Directive ▸ For the data that follows, report how many lines contain the word "sweater", and nothing else.

Given entries ▸
<<<<

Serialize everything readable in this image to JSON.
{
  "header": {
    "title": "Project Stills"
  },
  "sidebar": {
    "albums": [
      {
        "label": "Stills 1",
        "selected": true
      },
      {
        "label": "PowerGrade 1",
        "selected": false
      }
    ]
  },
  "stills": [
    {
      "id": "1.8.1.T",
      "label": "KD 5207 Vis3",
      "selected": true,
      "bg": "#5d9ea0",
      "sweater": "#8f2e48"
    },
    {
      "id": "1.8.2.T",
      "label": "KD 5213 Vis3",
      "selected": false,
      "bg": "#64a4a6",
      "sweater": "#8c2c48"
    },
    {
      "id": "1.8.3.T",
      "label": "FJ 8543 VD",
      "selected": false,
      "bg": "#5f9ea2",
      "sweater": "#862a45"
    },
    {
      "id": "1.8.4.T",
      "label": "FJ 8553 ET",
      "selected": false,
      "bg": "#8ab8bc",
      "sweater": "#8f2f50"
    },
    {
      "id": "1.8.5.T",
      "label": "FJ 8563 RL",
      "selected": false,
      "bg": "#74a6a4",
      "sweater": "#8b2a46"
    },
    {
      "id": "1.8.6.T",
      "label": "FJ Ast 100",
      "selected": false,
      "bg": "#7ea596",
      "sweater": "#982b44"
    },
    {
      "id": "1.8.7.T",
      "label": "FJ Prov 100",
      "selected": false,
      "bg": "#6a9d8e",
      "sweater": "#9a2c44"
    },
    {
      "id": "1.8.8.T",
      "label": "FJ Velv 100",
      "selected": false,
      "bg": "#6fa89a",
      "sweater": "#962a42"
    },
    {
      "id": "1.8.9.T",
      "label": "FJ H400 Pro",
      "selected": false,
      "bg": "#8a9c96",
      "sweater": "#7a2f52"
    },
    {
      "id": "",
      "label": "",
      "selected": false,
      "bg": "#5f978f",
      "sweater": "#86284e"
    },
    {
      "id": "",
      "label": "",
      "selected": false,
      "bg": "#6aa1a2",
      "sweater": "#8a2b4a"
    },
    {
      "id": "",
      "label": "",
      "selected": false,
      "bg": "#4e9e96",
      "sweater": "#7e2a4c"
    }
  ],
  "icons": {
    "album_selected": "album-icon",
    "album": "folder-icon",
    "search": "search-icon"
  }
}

>>>>

Solution below ▸ 12